-- What this task involves --
Copy out every line of the data below word for word, without changing anything.

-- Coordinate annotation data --
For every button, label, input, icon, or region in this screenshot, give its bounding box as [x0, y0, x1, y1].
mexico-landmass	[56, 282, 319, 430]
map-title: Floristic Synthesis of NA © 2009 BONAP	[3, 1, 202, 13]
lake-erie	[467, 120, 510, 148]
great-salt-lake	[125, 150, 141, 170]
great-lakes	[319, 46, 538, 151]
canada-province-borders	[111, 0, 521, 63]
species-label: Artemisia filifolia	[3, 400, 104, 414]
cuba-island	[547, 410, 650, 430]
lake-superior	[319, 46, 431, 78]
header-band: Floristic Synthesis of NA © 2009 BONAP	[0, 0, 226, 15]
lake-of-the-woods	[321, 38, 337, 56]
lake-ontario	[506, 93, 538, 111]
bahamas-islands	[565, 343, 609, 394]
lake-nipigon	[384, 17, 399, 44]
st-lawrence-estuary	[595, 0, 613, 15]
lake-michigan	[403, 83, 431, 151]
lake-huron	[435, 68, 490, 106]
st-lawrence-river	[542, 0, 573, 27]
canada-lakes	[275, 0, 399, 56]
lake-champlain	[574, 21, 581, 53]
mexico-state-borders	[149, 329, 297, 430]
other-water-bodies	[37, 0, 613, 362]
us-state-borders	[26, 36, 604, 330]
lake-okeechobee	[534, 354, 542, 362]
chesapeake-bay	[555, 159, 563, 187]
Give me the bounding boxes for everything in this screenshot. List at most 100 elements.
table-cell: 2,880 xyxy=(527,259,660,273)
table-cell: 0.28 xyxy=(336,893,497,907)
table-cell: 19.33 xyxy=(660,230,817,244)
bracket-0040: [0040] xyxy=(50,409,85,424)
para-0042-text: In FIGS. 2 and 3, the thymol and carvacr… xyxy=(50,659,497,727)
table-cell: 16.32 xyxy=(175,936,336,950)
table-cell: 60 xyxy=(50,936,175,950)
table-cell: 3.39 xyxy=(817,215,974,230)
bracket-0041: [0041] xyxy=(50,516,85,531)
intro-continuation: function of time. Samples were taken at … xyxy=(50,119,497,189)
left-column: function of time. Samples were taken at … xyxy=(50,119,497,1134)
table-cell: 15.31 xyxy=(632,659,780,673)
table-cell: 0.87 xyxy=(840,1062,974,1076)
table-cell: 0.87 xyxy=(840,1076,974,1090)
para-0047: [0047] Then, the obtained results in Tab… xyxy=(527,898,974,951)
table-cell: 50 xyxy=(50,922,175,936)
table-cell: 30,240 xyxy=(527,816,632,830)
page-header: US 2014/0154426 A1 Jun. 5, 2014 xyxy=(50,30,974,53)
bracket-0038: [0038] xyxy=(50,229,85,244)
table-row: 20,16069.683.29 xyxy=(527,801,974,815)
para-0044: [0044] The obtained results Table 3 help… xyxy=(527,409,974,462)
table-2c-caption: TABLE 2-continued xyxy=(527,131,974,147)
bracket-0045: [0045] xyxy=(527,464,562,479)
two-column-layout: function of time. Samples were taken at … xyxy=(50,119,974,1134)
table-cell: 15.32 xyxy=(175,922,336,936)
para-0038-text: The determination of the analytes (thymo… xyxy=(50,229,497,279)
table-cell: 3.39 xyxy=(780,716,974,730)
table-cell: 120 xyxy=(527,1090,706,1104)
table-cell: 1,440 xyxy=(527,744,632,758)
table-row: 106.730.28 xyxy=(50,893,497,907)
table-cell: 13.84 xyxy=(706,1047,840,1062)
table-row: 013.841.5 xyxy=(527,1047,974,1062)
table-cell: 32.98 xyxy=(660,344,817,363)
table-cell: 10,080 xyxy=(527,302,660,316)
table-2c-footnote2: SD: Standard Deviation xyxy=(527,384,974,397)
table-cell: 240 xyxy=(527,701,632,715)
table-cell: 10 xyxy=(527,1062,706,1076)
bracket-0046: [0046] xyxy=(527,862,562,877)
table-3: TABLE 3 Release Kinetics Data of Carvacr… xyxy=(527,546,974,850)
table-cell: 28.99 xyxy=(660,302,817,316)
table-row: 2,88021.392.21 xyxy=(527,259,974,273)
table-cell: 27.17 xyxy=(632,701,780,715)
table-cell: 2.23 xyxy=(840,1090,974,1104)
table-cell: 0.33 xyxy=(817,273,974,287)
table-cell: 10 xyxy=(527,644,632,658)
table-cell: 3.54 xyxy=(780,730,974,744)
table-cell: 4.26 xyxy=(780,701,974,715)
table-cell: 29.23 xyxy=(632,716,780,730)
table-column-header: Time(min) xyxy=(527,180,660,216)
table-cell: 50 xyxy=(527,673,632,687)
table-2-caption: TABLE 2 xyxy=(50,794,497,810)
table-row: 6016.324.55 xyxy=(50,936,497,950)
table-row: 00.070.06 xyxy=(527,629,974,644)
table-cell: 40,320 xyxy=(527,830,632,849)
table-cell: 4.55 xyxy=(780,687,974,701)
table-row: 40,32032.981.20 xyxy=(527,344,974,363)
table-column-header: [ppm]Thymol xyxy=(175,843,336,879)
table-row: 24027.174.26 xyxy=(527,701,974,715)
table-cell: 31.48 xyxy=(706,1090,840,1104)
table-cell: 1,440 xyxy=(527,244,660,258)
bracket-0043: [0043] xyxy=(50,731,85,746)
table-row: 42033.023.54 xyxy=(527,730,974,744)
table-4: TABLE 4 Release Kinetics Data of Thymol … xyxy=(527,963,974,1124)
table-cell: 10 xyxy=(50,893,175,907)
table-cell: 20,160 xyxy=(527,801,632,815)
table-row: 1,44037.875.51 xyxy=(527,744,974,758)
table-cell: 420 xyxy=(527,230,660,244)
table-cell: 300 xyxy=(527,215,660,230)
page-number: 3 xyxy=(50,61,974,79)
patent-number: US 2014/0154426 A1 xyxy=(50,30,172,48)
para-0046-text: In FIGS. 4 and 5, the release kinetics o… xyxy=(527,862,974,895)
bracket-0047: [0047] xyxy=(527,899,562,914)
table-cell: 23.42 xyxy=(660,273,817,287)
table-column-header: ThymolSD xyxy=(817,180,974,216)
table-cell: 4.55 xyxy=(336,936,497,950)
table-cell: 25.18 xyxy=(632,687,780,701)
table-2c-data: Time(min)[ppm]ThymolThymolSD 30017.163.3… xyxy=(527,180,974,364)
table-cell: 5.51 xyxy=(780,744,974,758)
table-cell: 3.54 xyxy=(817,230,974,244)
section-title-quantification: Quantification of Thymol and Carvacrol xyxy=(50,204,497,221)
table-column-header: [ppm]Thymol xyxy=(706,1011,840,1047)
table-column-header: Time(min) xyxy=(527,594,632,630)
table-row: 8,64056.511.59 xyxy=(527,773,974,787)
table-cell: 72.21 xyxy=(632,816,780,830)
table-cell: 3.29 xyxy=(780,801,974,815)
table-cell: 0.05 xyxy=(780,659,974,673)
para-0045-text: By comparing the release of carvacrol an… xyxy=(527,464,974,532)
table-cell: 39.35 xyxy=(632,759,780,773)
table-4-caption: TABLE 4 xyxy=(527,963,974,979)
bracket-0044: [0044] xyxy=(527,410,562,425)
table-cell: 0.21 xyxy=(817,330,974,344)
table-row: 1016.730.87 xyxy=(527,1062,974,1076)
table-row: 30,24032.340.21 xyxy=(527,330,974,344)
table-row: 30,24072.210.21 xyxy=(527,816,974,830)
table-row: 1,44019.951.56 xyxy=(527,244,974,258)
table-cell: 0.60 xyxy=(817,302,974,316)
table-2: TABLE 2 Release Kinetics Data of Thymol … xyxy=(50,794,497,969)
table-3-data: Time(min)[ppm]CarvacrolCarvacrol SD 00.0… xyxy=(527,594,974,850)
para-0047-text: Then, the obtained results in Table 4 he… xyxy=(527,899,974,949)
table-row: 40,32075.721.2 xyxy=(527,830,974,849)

-- Answer to this problem --
For every button, label, input, icon, or region in this screenshot, give its bounding box as [x0, y0, x1, y1].
mexico-landmass	[56, 282, 319, 430]
map-title: Floristic Synthesis of NA © 2009 BONAP	[3, 1, 202, 13]
lake-erie	[467, 120, 510, 148]
great-salt-lake	[125, 150, 141, 170]
great-lakes	[319, 46, 538, 151]
canada-province-borders	[111, 0, 521, 63]
species-label: Artemisia filifolia	[3, 400, 104, 414]
cuba-island	[547, 410, 650, 430]
lake-superior	[319, 46, 431, 78]
header-band: Floristic Synthesis of NA © 2009 BONAP	[0, 0, 226, 15]
lake-of-the-woods	[321, 38, 337, 56]
lake-ontario	[506, 93, 538, 111]
bahamas-islands	[565, 343, 609, 394]
lake-nipigon	[384, 17, 399, 44]
st-lawrence-estuary	[595, 0, 613, 15]
lake-michigan	[403, 83, 431, 151]
lake-huron	[435, 68, 490, 106]
st-lawrence-river	[542, 0, 573, 27]
canada-lakes	[275, 0, 399, 56]
lake-champlain	[574, 21, 581, 53]
mexico-state-borders	[149, 329, 297, 430]
other-water-bodies	[37, 0, 613, 362]
us-state-borders	[26, 36, 604, 330]
lake-okeechobee	[534, 354, 542, 362]
chesapeake-bay	[555, 159, 563, 187]
Give me the bounding boxes for everything in this screenshot. List at most 100 elements.
table-cell: 2,880 xyxy=(527,259,660,273)
table-cell: 0.28 xyxy=(336,893,497,907)
table-cell: 19.33 xyxy=(660,230,817,244)
bracket-0040: [0040] xyxy=(50,409,85,424)
para-0042-text: In FIGS. 2 and 3, the thymol and carvacr… xyxy=(50,659,497,727)
table-cell: 16.32 xyxy=(175,936,336,950)
table-cell: 60 xyxy=(50,936,175,950)
table-cell: 3.39 xyxy=(817,215,974,230)
bracket-0041: [0041] xyxy=(50,516,85,531)
intro-continuation: function of time. Samples were taken at … xyxy=(50,119,497,189)
left-column: function of time. Samples were taken at … xyxy=(50,119,497,1134)
table-cell: 15.31 xyxy=(632,659,780,673)
table-cell: 0.87 xyxy=(840,1062,974,1076)
table-cell: 0.87 xyxy=(840,1076,974,1090)
para-0047: [0047] Then, the obtained results in Tab… xyxy=(527,898,974,951)
table-cell: 50 xyxy=(50,922,175,936)
table-cell: 30,240 xyxy=(527,816,632,830)
page-header: US 2014/0154426 A1 Jun. 5, 2014 xyxy=(50,30,974,53)
bracket-0038: [0038] xyxy=(50,229,85,244)
table-row: 20,16069.683.29 xyxy=(527,801,974,815)
para-0044: [0044] The obtained results Table 3 help… xyxy=(527,409,974,462)
table-2c-caption: TABLE 2-continued xyxy=(527,131,974,147)
bracket-0045: [0045] xyxy=(527,464,562,479)
two-column-layout: function of time. Samples were taken at … xyxy=(50,119,974,1134)
table-cell: 15.32 xyxy=(175,922,336,936)
para-0038-text: The determination of the analytes (thymo… xyxy=(50,229,497,279)
table-cell: 3.39 xyxy=(780,716,974,730)
table-cell: 120 xyxy=(527,1090,706,1104)
table-cell: 1,440 xyxy=(527,744,632,758)
table-row: 106.730.28 xyxy=(50,893,497,907)
table-cell: 13.84 xyxy=(706,1047,840,1062)
table-row: 013.841.5 xyxy=(527,1047,974,1062)
table-cell: 32.98 xyxy=(660,344,817,363)
table-cell: 10,080 xyxy=(527,302,660,316)
table-2c-footnote2: SD: Standard Deviation xyxy=(527,384,974,397)
table-cell: 240 xyxy=(527,701,632,715)
table-cell: 10 xyxy=(527,1062,706,1076)
bracket-0046: [0046] xyxy=(527,862,562,877)
table-3: TABLE 3 Release Kinetics Data of Carvacr… xyxy=(527,546,974,850)
table-cell: 28.99 xyxy=(660,302,817,316)
table-row: 2,88021.392.21 xyxy=(527,259,974,273)
table-cell: 27.17 xyxy=(632,701,780,715)
table-cell: 2.23 xyxy=(840,1090,974,1104)
table-cell: 0.33 xyxy=(817,273,974,287)
table-cell: 10 xyxy=(527,644,632,658)
table-cell: 3.54 xyxy=(780,730,974,744)
table-cell: 4.26 xyxy=(780,701,974,715)
table-cell: 29.23 xyxy=(632,716,780,730)
table-column-header: Time(min) xyxy=(527,180,660,216)
table-cell: 50 xyxy=(527,673,632,687)
table-2-caption: TABLE 2 xyxy=(50,794,497,810)
table-row: 6016.324.55 xyxy=(50,936,497,950)
table-row: 00.070.06 xyxy=(527,629,974,644)
table-cell: 40,320 xyxy=(527,830,632,849)
table-cell: 4.55 xyxy=(780,687,974,701)
table-row: 40,32032.981.20 xyxy=(527,344,974,363)
table-column-header: [ppm]Thymol xyxy=(175,843,336,879)
table-row: 24027.174.26 xyxy=(527,701,974,715)
table-cell: 31.48 xyxy=(706,1090,840,1104)
table-cell: 1,440 xyxy=(527,244,660,258)
bracket-0043: [0043] xyxy=(50,731,85,746)
table-row: 42033.023.54 xyxy=(527,730,974,744)
table-4: TABLE 4 Release Kinetics Data of Thymol … xyxy=(527,963,974,1124)
table-cell: 10 xyxy=(50,893,175,907)
table-cell: 20,160 xyxy=(527,801,632,815)
table-row: 1,44037.875.51 xyxy=(527,744,974,758)
table-cell: 420 xyxy=(527,230,660,244)
table-cell: 300 xyxy=(527,215,660,230)
page-number: 3 xyxy=(50,61,974,79)
patent-number: US 2014/0154426 A1 xyxy=(50,30,172,48)
para-0046-text: In FIGS. 4 and 5, the release kinetics o… xyxy=(527,862,974,895)
bracket-0047: [0047] xyxy=(527,899,562,914)
table-cell: 23.42 xyxy=(660,273,817,287)
table-column-header: ThymolSD xyxy=(817,180,974,216)
table-cell: 4.55 xyxy=(336,936,497,950)
table-cell: 25.18 xyxy=(632,687,780,701)
table-2c-data: Time(min)[ppm]ThymolThymolSD 30017.163.3… xyxy=(527,180,974,364)
table-cell: 5.51 xyxy=(780,744,974,758)
table-cell: 3.54 xyxy=(817,230,974,244)
section-title-quantification: Quantification of Thymol and Carvacrol xyxy=(50,204,497,221)
table-column-header: [ppm]Thymol xyxy=(706,1011,840,1047)
table-column-header: Time(min) xyxy=(527,594,632,630)
table-row: 8,64056.511.59 xyxy=(527,773,974,787)
table-cell: 72.21 xyxy=(632,816,780,830)
table-cell: 3.29 xyxy=(780,801,974,815)
table-cell: 0.05 xyxy=(780,659,974,673)
para-0045-text: By comparing the release of carvacrol an… xyxy=(527,464,974,532)
table-cell: 39.35 xyxy=(632,759,780,773)
table-4-caption: TABLE 4 xyxy=(527,963,974,979)
bracket-0044: [0044] xyxy=(527,410,562,425)
table-cell: 0.21 xyxy=(817,330,974,344)
table-row: 1016.730.87 xyxy=(527,1062,974,1076)
table-row: 30,24032.340.21 xyxy=(527,330,974,344)
table-row: 30,24072.210.21 xyxy=(527,816,974,830)
table-row: 1,44019.951.56 xyxy=(527,244,974,258)
table-cell: 0.60 xyxy=(817,302,974,316)
table-2: TABLE 2 Release Kinetics Data of Thymol … xyxy=(50,794,497,969)
table-3-data: Time(min)[ppm]CarvacrolCarvacrol SD 00.0… xyxy=(527,594,974,850)
para-0047-text: Then, the obtained results in Table 4 he… xyxy=(527,899,974,949)
table-row: 40,32075.721.2 xyxy=(527,830,974,849)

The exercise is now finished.